Entries taken from a collection:
• • • • • • •

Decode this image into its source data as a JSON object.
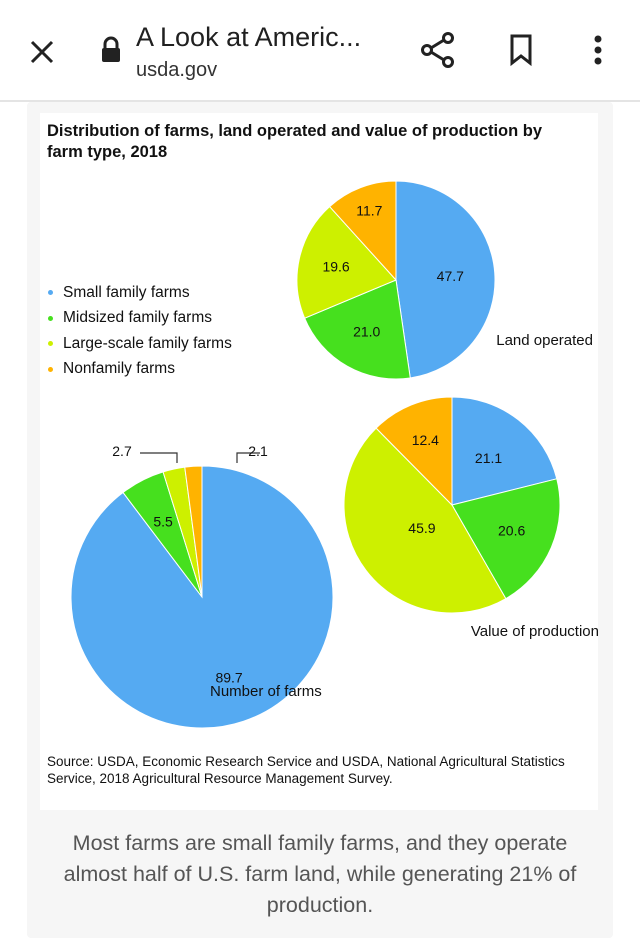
{
  "browser": {
    "title": "A Look at Americ...",
    "url": "usda.gov",
    "icons": [
      "close-icon",
      "lock-icon",
      "share-icon",
      "bookmark-icon",
      "more-vert-icon"
    ]
  },
  "caption": "Most farms are small family farms, and they operate almost half of U.S. farm land, while generating 21% of production.",
  "chart_data": {
    "type": "pie",
    "title": "Distribution of farms, land operated and value of production by farm type, 2018",
    "legend": {
      "placement": "left",
      "entries": [
        "Small family farms",
        "Midsized family farms",
        "Large-scale family farms",
        "Nonfamily farms"
      ]
    },
    "colors": [
      "#55aaf2",
      "#46e01e",
      "#cdf000",
      "#ffb300"
    ],
    "pies": [
      {
        "name": "Land operated",
        "values": [
          47.7,
          21.0,
          19.6,
          11.7
        ]
      },
      {
        "name": "Value of production",
        "values": [
          21.1,
          20.6,
          45.9,
          12.4
        ]
      },
      {
        "name": "Number of farms",
        "values": [
          89.7,
          5.5,
          2.7,
          2.1
        ]
      }
    ],
    "source": "Source: USDA, Economic Research Service and USDA, National Agricultural Statistics Service, 2018 Agricultural Resource Management Survey."
  }
}
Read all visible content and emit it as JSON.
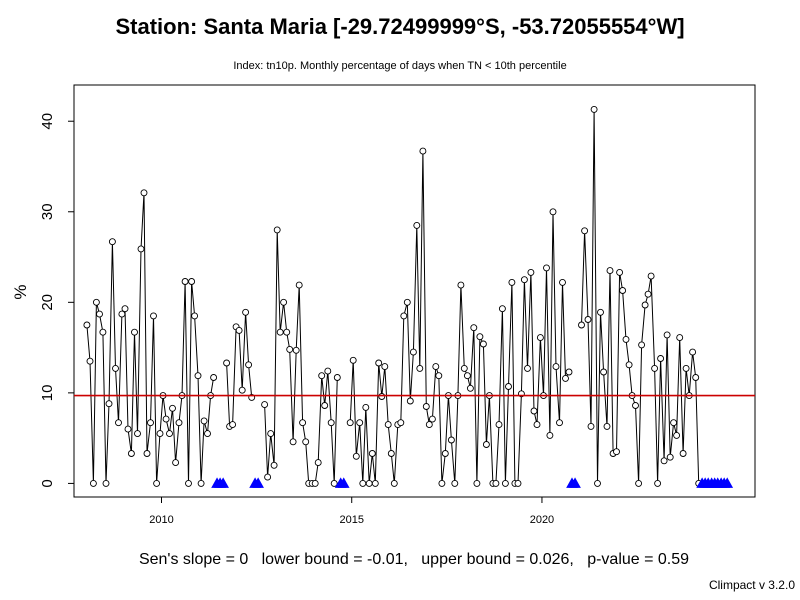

• • • • • • •

◆ What to work on:
Give the material again exactly as it is, but keep the pictures out.

◆ Result:
Decode this image into its source data as a JSON object.
{
  "browser": {
    "title": "A Look at Americ...",
    "url": "usda.gov",
    "icons": [
      "close-icon",
      "lock-icon",
      "share-icon",
      "bookmark-icon",
      "more-vert-icon"
    ]
  },
  "caption": "Most farms are small family farms, and they operate almost half of U.S. farm land, while generating 21% of production.",
  "chart_data": {
    "type": "pie",
    "title": "Distribution of farms, land operated and value of production by farm type, 2018",
    "legend": {
      "placement": "left",
      "entries": [
        "Small family farms",
        "Midsized family farms",
        "Large-scale family farms",
        "Nonfamily farms"
      ]
    },
    "colors": [
      "#55aaf2",
      "#46e01e",
      "#cdf000",
      "#ffb300"
    ],
    "pies": [
      {
        "name": "Land operated",
        "values": [
          47.7,
          21.0,
          19.6,
          11.7
        ]
      },
      {
        "name": "Value of production",
        "values": [
          21.1,
          20.6,
          45.9,
          12.4
        ]
      },
      {
        "name": "Number of farms",
        "values": [
          89.7,
          5.5,
          2.7,
          2.1
        ]
      }
    ],
    "source": "Source: USDA, Economic Research Service and USDA, National Agricultural Statistics Service, 2018 Agricultural Resource Management Survey."
  }
}
Read all visible content and emit it as JSON.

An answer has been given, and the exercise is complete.